Figure record listings ::
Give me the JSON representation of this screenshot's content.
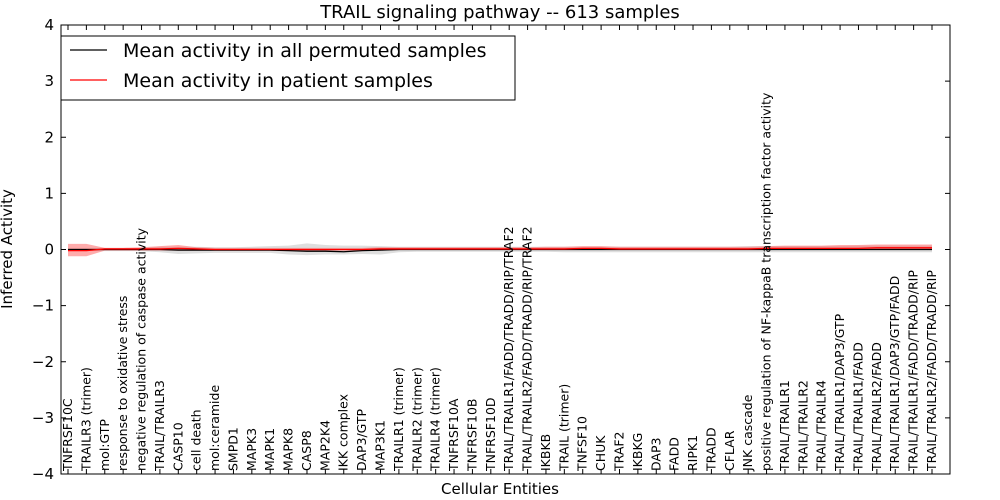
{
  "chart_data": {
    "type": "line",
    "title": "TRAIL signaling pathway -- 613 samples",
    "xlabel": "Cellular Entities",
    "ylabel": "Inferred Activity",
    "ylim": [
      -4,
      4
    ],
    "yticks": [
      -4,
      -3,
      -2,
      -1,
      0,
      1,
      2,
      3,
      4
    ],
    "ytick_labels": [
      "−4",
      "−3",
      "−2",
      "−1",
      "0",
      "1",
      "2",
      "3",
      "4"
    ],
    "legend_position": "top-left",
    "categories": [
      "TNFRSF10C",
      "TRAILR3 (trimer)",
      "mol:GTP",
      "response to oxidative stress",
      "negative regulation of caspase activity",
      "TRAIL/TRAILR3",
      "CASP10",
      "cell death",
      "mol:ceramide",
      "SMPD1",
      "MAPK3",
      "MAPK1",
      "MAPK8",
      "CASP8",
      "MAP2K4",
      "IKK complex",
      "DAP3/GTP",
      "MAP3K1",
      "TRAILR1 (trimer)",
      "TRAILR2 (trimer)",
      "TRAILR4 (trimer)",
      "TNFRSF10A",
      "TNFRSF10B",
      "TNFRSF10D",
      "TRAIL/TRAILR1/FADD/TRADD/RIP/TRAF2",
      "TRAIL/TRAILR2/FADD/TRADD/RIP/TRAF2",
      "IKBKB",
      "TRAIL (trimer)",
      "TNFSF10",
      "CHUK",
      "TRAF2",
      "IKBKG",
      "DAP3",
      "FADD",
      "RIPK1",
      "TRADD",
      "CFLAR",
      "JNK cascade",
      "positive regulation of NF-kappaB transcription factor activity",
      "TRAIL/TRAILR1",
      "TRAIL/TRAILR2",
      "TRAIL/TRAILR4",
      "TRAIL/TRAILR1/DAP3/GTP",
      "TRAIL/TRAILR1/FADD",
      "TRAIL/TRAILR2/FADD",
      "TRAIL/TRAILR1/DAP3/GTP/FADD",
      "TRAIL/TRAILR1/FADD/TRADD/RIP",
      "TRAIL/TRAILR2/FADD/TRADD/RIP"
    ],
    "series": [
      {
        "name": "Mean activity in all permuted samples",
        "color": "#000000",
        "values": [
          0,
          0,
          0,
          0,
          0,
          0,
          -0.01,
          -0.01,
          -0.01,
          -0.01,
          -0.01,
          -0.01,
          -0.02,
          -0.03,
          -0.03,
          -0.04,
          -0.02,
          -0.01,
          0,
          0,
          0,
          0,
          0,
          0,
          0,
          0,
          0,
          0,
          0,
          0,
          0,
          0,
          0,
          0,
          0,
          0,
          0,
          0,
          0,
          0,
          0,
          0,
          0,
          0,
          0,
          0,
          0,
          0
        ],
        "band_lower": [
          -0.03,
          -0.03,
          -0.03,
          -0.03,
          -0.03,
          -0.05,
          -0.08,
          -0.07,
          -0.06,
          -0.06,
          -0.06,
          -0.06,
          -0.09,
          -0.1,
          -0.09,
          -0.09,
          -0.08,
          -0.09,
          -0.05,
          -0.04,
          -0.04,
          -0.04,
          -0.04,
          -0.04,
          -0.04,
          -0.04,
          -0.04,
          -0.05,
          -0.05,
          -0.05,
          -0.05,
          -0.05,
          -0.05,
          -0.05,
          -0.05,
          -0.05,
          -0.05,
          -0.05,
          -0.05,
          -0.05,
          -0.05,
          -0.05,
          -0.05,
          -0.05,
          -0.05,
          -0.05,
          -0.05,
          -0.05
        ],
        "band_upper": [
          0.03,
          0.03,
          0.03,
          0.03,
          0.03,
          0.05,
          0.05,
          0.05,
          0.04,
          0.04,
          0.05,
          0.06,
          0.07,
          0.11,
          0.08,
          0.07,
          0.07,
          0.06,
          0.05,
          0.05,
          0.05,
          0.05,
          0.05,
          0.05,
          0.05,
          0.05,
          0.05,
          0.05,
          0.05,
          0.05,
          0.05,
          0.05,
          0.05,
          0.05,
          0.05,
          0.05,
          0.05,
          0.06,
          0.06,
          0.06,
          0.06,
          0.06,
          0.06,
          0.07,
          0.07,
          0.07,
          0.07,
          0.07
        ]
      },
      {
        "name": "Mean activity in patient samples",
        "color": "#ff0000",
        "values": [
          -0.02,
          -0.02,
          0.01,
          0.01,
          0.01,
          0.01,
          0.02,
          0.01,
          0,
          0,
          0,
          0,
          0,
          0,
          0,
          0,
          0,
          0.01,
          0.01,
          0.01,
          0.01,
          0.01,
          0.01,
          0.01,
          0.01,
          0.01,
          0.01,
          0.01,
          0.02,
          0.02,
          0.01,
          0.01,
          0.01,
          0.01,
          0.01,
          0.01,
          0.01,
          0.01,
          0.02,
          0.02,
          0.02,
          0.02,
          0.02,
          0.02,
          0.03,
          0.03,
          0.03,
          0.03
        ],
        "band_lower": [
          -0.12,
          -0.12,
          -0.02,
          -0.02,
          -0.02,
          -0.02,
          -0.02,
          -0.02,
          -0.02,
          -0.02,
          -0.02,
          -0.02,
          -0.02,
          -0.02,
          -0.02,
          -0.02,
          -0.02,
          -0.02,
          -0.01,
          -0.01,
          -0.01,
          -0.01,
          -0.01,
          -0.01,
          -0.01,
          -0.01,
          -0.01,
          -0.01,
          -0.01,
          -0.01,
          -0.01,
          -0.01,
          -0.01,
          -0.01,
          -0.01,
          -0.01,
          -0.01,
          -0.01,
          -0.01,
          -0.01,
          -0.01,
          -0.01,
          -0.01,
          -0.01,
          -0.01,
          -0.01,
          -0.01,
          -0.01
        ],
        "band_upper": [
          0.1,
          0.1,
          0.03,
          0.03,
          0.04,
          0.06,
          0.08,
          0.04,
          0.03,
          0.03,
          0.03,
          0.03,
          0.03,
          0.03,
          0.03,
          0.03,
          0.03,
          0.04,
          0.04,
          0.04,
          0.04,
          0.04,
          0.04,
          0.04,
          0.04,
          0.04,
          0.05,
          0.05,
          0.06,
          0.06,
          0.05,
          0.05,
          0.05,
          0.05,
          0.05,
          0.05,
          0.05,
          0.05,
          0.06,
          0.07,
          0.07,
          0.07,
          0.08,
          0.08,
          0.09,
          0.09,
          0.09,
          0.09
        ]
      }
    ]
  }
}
==
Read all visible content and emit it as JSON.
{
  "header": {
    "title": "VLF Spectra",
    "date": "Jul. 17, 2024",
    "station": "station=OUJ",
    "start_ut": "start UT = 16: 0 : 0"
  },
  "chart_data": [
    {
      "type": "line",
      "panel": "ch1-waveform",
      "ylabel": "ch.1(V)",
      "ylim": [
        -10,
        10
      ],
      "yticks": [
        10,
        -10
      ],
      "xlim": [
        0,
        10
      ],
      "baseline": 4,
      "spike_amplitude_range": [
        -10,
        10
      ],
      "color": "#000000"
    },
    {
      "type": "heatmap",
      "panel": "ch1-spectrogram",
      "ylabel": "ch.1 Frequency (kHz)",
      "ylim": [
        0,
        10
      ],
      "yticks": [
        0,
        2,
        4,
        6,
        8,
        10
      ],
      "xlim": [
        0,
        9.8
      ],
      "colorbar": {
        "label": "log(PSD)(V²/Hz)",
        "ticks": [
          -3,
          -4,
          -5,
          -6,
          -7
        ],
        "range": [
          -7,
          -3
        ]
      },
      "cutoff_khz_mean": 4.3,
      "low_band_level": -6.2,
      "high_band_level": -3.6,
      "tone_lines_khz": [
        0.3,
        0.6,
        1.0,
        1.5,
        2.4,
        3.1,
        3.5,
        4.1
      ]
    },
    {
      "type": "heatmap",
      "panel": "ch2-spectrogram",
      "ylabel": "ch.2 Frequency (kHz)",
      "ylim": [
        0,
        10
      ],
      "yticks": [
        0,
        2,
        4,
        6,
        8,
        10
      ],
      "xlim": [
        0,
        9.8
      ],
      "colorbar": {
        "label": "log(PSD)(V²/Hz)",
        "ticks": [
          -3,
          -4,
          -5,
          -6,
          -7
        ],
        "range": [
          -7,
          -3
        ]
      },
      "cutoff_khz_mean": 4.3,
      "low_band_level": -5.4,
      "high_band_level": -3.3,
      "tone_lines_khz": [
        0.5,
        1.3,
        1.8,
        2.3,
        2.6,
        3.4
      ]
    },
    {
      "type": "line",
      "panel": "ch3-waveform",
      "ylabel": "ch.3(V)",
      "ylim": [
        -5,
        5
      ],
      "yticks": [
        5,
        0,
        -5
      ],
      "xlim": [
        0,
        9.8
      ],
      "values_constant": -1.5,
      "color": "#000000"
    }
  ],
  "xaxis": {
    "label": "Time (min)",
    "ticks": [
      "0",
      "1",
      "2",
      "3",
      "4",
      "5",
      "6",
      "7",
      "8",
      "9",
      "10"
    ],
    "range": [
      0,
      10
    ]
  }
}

What the task asks ::
Every line that holds the word "Frequency" should be extracted.

Worked answer ::
      "ylabel": "ch.1 Frequency (kHz)",
      "ylabel": "ch.2 Frequency (kHz)",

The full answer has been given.